> _WRITTEN REQUEST_
Read the data and repeat it in full, exactly.

—————

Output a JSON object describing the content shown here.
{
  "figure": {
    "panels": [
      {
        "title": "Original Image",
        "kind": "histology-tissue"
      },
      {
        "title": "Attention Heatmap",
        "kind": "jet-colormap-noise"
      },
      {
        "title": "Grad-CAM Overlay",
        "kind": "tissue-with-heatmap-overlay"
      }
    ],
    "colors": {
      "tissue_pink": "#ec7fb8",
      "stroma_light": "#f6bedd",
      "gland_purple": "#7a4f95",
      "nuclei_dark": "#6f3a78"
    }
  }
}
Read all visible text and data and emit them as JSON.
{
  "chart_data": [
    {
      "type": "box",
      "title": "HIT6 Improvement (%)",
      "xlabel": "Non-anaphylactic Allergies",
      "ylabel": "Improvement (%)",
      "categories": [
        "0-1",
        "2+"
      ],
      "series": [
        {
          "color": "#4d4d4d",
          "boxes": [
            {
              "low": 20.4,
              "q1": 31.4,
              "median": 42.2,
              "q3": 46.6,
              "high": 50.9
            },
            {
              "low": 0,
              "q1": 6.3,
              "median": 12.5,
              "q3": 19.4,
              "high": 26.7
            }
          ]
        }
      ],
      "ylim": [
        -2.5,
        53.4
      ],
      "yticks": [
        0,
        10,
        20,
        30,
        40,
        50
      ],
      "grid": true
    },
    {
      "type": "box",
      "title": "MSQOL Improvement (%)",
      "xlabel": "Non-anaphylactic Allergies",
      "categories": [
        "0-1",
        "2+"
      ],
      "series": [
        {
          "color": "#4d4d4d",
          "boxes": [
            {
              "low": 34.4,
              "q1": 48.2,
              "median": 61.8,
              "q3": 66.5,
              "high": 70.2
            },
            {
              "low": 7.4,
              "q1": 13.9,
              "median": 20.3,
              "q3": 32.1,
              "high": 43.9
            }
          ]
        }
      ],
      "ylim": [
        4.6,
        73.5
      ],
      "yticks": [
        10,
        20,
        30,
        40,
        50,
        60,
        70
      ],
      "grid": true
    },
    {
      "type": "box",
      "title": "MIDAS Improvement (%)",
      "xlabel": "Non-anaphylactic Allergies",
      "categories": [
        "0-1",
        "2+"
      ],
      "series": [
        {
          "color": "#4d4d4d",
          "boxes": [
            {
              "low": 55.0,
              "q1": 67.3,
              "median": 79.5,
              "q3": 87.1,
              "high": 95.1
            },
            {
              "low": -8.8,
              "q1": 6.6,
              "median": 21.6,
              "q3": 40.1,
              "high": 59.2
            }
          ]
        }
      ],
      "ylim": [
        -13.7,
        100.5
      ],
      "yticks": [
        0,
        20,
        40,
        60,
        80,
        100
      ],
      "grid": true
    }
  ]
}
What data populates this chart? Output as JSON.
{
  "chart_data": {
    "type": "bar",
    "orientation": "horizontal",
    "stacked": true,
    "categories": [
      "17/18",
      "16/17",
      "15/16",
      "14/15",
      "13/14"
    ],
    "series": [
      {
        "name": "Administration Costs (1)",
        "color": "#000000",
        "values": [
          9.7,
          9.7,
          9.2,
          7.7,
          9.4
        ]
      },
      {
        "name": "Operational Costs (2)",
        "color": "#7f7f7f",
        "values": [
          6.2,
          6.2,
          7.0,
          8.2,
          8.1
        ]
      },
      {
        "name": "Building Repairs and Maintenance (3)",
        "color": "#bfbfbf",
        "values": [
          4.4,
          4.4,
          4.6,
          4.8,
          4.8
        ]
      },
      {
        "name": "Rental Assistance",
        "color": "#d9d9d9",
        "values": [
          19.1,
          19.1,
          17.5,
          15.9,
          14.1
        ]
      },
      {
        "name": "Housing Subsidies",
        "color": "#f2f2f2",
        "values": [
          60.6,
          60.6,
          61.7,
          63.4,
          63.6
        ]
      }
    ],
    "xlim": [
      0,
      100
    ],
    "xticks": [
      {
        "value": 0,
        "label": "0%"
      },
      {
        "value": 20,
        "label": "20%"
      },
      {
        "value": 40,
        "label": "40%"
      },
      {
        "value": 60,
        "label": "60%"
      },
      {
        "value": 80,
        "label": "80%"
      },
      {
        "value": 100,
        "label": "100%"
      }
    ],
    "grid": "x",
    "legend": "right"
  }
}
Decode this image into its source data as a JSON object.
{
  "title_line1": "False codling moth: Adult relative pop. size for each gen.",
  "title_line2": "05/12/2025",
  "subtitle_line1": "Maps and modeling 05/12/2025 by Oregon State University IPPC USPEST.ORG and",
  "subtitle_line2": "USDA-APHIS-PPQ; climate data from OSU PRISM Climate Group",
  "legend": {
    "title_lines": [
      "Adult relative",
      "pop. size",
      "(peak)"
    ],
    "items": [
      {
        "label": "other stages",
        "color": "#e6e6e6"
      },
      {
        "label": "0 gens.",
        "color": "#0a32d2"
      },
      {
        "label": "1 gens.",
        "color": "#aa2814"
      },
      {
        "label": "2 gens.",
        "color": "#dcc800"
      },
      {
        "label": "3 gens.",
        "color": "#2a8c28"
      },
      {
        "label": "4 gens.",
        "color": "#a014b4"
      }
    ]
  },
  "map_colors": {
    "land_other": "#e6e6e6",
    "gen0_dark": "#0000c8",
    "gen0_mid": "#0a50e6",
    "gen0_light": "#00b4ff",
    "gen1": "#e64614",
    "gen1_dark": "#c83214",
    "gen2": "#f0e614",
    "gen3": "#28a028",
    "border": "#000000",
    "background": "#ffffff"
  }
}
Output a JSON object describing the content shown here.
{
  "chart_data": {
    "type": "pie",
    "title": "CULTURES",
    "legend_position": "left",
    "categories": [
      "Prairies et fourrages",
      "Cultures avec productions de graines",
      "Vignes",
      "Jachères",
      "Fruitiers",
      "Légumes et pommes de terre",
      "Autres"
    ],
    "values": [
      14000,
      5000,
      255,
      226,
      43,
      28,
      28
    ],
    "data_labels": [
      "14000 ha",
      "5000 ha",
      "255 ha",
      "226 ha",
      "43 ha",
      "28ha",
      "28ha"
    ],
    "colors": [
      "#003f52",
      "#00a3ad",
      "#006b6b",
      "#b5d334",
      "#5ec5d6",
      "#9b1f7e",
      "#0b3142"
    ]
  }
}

—————

> _RESPONSE TO THE EXERCISE_
Output a JSON object describing the content shown here.
{
  "figure": {
    "panels": [
      {
        "title": "Original Image",
        "kind": "histology-tissue"
      },
      {
        "title": "Attention Heatmap",
        "kind": "jet-colormap-noise"
      },
      {
        "title": "Grad-CAM Overlay",
        "kind": "tissue-with-heatmap-overlay"
      }
    ],
    "colors": {
      "tissue_pink": "#ec7fb8",
      "stroma_light": "#f6bedd",
      "gland_purple": "#7a4f95",
      "nuclei_dark": "#6f3a78"
    }
  }
}
Read all visible text and data and emit them as JSON.
{
  "chart_data": [
    {
      "type": "box",
      "title": "HIT6 Improvement (%)",
      "xlabel": "Non-anaphylactic Allergies",
      "ylabel": "Improvement (%)",
      "categories": [
        "0-1",
        "2+"
      ],
      "series": [
        {
          "color": "#4d4d4d",
          "boxes": [
            {
              "low": 20.4,
              "q1": 31.4,
              "median": 42.2,
              "q3": 46.6,
              "high": 50.9
            },
            {
              "low": 0,
              "q1": 6.3,
              "median": 12.5,
              "q3": 19.4,
              "high": 26.7
            }
          ]
        }
      ],
      "ylim": [
        -2.5,
        53.4
      ],
      "yticks": [
        0,
        10,
        20,
        30,
        40,
        50
      ],
      "grid": true
    },
    {
      "type": "box",
      "title": "MSQOL Improvement (%)",
      "xlabel": "Non-anaphylactic Allergies",
      "categories": [
        "0-1",
        "2+"
      ],
      "series": [
        {
          "color": "#4d4d4d",
          "boxes": [
            {
              "low": 34.4,
              "q1": 48.2,
              "median": 61.8,
              "q3": 66.5,
              "high": 70.2
            },
            {
              "low": 7.4,
              "q1": 13.9,
              "median": 20.3,
              "q3": 32.1,
              "high": 43.9
            }
          ]
        }
      ],
      "ylim": [
        4.6,
        73.5
      ],
      "yticks": [
        10,
        20,
        30,
        40,
        50,
        60,
        70
      ],
      "grid": true
    },
    {
      "type": "box",
      "title": "MIDAS Improvement (%)",
      "xlabel": "Non-anaphylactic Allergies",
      "categories": [
        "0-1",
        "2+"
      ],
      "series": [
        {
          "color": "#4d4d4d",
          "boxes": [
            {
              "low": 55.0,
              "q1": 67.3,
              "median": 79.5,
              "q3": 87.1,
              "high": 95.1
            },
            {
              "low": -8.8,
              "q1": 6.6,
              "median": 21.6,
              "q3": 40.1,
              "high": 59.2
            }
          ]
        }
      ],
      "ylim": [
        -13.7,
        100.5
      ],
      "yticks": [
        0,
        20,
        40,
        60,
        80,
        100
      ],
      "grid": true
    }
  ]
}
What data populates this chart? Output as JSON.
{
  "chart_data": {
    "type": "bar",
    "orientation": "horizontal",
    "stacked": true,
    "categories": [
      "17/18",
      "16/17",
      "15/16",
      "14/15",
      "13/14"
    ],
    "series": [
      {
        "name": "Administration Costs (1)",
        "color": "#000000",
        "values": [
          9.7,
          9.7,
          9.2,
          7.7,
          9.4
        ]
      },
      {
        "name": "Operational Costs (2)",
        "color": "#7f7f7f",
        "values": [
          6.2,
          6.2,
          7.0,
          8.2,
          8.1
        ]
      },
      {
        "name": "Building Repairs and Maintenance (3)",
        "color": "#bfbfbf",
        "values": [
          4.4,
          4.4,
          4.6,
          4.8,
          4.8
        ]
      },
      {
        "name": "Rental Assistance",
        "color": "#d9d9d9",
        "values": [
          19.1,
          19.1,
          17.5,
          15.9,
          14.1
        ]
      },
      {
        "name": "Housing Subsidies",
        "color": "#f2f2f2",
        "values": [
          60.6,
          60.6,
          61.7,
          63.4,
          63.6
        ]
      }
    ],
    "xlim": [
      0,
      100
    ],
    "xticks": [
      {
        "value": 0,
        "label": "0%"
      },
      {
        "value": 20,
        "label": "20%"
      },
      {
        "value": 40,
        "label": "40%"
      },
      {
        "value": 60,
        "label": "60%"
      },
      {
        "value": 80,
        "label": "80%"
      },
      {
        "value": 100,
        "label": "100%"
      }
    ],
    "grid": "x",
    "legend": "right"
  }
}
Decode this image into its source data as a JSON object.
{
  "title_line1": "False codling moth: Adult relative pop. size for each gen.",
  "title_line2": "05/12/2025",
  "subtitle_line1": "Maps and modeling 05/12/2025 by Oregon State University IPPC USPEST.ORG and",
  "subtitle_line2": "USDA-APHIS-PPQ; climate data from OSU PRISM Climate Group",
  "legend": {
    "title_lines": [
      "Adult relative",
      "pop. size",
      "(peak)"
    ],
    "items": [
      {
        "label": "other stages",
        "color": "#e6e6e6"
      },
      {
        "label": "0 gens.",
        "color": "#0a32d2"
      },
      {
        "label": "1 gens.",
        "color": "#aa2814"
      },
      {
        "label": "2 gens.",
        "color": "#dcc800"
      },
      {
        "label": "3 gens.",
        "color": "#2a8c28"
      },
      {
        "label": "4 gens.",
        "color": "#a014b4"
      }
    ]
  },
  "map_colors": {
    "land_other": "#e6e6e6",
    "gen0_dark": "#0000c8",
    "gen0_mid": "#0a50e6",
    "gen0_light": "#00b4ff",
    "gen1": "#e64614",
    "gen1_dark": "#c83214",
    "gen2": "#f0e614",
    "gen3": "#28a028",
    "border": "#000000",
    "background": "#ffffff"
  }
}
Output a JSON object describing the content shown here.
{
  "chart_data": {
    "type": "pie",
    "title": "CULTURES",
    "legend_position": "left",
    "categories": [
      "Prairies et fourrages",
      "Cultures avec productions de graines",
      "Vignes",
      "Jachères",
      "Fruitiers",
      "Légumes et pommes de terre",
      "Autres"
    ],
    "values": [
      14000,
      5000,
      255,
      226,
      43,
      28,
      28
    ],
    "data_labels": [
      "14000 ha",
      "5000 ha",
      "255 ha",
      "226 ha",
      "43 ha",
      "28ha",
      "28ha"
    ],
    "colors": [
      "#003f52",
      "#00a3ad",
      "#006b6b",
      "#b5d334",
      "#5ec5d6",
      "#9b1f7e",
      "#0b3142"
    ]
  }
}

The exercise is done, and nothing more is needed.